Supplied records start
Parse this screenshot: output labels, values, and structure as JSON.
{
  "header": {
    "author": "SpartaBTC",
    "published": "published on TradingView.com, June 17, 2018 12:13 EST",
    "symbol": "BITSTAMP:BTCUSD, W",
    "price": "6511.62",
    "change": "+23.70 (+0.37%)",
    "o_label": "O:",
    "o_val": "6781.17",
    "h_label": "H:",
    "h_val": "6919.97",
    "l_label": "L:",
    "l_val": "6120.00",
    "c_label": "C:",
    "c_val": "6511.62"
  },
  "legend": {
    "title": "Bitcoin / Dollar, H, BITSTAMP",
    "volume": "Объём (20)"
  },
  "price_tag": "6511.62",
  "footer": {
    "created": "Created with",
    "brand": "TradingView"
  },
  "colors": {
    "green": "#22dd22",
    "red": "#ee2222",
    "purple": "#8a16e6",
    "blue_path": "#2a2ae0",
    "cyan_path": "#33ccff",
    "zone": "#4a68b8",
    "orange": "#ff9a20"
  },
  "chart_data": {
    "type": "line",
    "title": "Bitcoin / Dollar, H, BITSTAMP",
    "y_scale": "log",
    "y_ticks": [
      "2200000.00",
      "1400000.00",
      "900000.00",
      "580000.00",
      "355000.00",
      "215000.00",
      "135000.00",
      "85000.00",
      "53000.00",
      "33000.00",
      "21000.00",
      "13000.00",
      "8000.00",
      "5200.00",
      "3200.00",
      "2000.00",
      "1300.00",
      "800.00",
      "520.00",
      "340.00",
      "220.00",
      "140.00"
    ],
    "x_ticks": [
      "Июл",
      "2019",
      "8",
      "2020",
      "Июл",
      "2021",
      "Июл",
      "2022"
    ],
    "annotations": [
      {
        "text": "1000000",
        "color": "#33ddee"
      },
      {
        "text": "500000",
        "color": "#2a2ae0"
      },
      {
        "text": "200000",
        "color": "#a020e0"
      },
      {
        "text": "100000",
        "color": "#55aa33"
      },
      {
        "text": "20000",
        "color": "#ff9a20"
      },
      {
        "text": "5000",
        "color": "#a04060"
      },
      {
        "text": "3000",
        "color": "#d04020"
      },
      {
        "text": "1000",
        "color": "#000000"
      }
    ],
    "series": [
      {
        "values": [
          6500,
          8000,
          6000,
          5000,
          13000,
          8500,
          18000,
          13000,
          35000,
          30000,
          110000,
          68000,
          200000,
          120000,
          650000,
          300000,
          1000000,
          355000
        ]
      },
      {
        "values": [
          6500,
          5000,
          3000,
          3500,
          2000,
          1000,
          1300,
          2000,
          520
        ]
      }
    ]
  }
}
Supplied records end
Copy all of the data exactly.

Parse this screenshot: output labels, values, and structure as JSON.
{
  "header": {
    "author": "SpartaBTC",
    "published": "published on TradingView.com, June 17, 2018 12:13 EST",
    "symbol": "BITSTAMP:BTCUSD, W",
    "price": "6511.62",
    "change": "+23.70 (+0.37%)",
    "o_label": "O:",
    "o_val": "6781.17",
    "h_label": "H:",
    "h_val": "6919.97",
    "l_label": "L:",
    "l_val": "6120.00",
    "c_label": "C:",
    "c_val": "6511.62"
  },
  "legend": {
    "title": "Bitcoin / Dollar, H, BITSTAMP",
    "volume": "Объём (20)"
  },
  "price_tag": "6511.62",
  "footer": {
    "created": "Created with",
    "brand": "TradingView"
  },
  "colors": {
    "green": "#22dd22",
    "red": "#ee2222",
    "purple": "#8a16e6",
    "blue_path": "#2a2ae0",
    "cyan_path": "#33ccff",
    "zone": "#4a68b8",
    "orange": "#ff9a20"
  },
  "chart_data": {
    "type": "line",
    "title": "Bitcoin / Dollar, H, BITSTAMP",
    "y_scale": "log",
    "y_ticks": [
      "2200000.00",
      "1400000.00",
      "900000.00",
      "580000.00",
      "355000.00",
      "215000.00",
      "135000.00",
      "85000.00",
      "53000.00",
      "33000.00",
      "21000.00",
      "13000.00",
      "8000.00",
      "5200.00",
      "3200.00",
      "2000.00",
      "1300.00",
      "800.00",
      "520.00",
      "340.00",
      "220.00",
      "140.00"
    ],
    "x_ticks": [
      "Июл",
      "2019",
      "8",
      "2020",
      "Июл",
      "2021",
      "Июл",
      "2022"
    ],
    "annotations": [
      {
        "text": "1000000",
        "color": "#33ddee"
      },
      {
        "text": "500000",
        "color": "#2a2ae0"
      },
      {
        "text": "200000",
        "color": "#a020e0"
      },
      {
        "text": "100000",
        "color": "#55aa33"
      },
      {
        "text": "20000",
        "color": "#ff9a20"
      },
      {
        "text": "5000",
        "color": "#a04060"
      },
      {
        "text": "3000",
        "color": "#d04020"
      },
      {
        "text": "1000",
        "color": "#000000"
      }
    ],
    "series": [
      {
        "values": [
          6500,
          8000,
          6000,
          5000,
          13000,
          8500,
          18000,
          13000,
          35000,
          30000,
          110000,
          68000,
          200000,
          120000,
          650000,
          300000,
          1000000,
          355000
        ]
      },
      {
        "values": [
          6500,
          5000,
          3000,
          3500,
          2000,
          1000,
          1300,
          2000,
          520
        ]
      }
    ]
  }
}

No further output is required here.